» EXTRACT
Systems

COS 486 - Game Engine Architecture

slide deck credit

original slide content prepared by Roger Mailler, Ph.D., Assoc Prof of Computer Science, University of Tulsa

overview

subsystem startup and shutdown
memory management
containers
strings and localization
engine configuration

systems

subsystems startup and shutdown

startup and shutdown

game engines are complex beasts
- rendering system (OpenGL / DirectX / Vulkan contexts)
- audio system
- memory managers
- human input device system
- networking
- user: authentication, leaderboard, badges
- ...
when it first starts up, subsystems must be configured and initialized
order is relevant, because of subsystem dependencies
typically started in one direction and shutdown in the opposite

singleton

a common pattern for game engine components is to create managers using a singleton

class RenderManager {
    public:
    RenderManager() {
        // start up the manager
    }
    ~RenderManager() {
        // shut down the manager
    }
};

// singleton instance
static RenderManager gRenderManager;

singleton: a software design pattern that restricts the instatiation of a class to one

[ wikipedia ]

initialization and singleton

C++ creates static objects just before the main method is called
The order for static object creation is arbitrary
Not very good for controlling the order of startup and shutdown

controlling the singleton

One trick you can use is that a static variable declared within a method is not initialized at startup

class RenderManager {
    public:
    static RenderManager& get() {
        static RenderManager sSingleton;
        return sSingleton;
    }
    RenderManager() {
        VideoManager::get();
        TextureManager::get();
    }
    ~RenderManager() {
        // shut down the manager
    }
};

This works pretty well, but you cannot control the shutdown at all

do it directly

create startup and shutdown methods in all the managers
- it's simple
- it's understandable
- easy to debug and maintain
you could also use singletons where the main creates the objects using new
take a look at the code from OGRE and Naughty Dog's games in the book

Godot

Godot splits startup across several functions

main.cpp setup()
- handles command-line args
- determine which systems and system configs to use
main.cpp setup2()
- brings up systems

systems

memory management

The performance of your game engine is associated not only with your algorithms but the way you use memory

malloc() and new are slow!
access pattern and memory fragmentation seriously impact caching performance
- see How Stardock's Elemental: War of Magic Failed | War Stories | Ars Technica

dynamic allocation

Heap allocation is slow, because it has to be general
- Handles requests for 1byte, 1MB, 1GB, ...

(Element placement data)
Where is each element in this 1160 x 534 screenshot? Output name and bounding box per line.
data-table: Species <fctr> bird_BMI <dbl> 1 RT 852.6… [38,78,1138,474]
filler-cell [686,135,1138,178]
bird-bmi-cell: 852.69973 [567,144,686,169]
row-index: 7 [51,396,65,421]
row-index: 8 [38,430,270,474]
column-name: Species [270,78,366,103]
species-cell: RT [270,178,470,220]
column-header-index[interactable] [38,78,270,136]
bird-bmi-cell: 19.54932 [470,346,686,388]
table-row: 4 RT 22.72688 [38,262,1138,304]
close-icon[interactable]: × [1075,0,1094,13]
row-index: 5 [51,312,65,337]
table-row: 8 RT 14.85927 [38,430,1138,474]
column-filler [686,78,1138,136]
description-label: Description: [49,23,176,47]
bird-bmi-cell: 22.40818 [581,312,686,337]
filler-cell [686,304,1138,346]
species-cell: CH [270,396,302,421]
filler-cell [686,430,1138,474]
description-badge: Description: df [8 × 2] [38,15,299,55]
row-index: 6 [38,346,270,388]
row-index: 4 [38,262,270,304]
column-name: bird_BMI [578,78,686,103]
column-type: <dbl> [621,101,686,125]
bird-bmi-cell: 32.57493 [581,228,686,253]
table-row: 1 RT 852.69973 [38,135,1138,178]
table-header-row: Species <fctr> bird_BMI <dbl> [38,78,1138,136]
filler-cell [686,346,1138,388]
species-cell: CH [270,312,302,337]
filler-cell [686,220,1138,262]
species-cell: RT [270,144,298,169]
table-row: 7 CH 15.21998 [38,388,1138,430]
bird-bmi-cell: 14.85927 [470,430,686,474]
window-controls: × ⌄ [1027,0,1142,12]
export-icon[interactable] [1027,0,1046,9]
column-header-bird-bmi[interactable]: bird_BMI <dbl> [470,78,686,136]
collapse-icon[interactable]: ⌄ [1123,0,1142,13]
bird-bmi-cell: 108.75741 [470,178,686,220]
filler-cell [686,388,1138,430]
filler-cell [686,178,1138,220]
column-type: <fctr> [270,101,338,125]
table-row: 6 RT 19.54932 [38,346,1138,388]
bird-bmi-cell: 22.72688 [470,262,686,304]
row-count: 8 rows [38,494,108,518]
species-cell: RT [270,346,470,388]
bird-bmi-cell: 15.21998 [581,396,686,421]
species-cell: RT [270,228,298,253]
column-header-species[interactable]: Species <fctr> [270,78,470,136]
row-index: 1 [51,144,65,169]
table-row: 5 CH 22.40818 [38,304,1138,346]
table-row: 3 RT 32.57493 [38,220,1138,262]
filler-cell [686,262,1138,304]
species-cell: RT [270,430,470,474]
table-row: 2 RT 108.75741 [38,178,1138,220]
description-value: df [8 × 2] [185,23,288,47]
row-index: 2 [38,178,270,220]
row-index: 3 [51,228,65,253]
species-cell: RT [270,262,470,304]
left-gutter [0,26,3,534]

» EXERCISE
In the game engine slides, why is heap allocation slow? These records aren't needed.

» WRITTEN SOLUTION
Because it has to be general.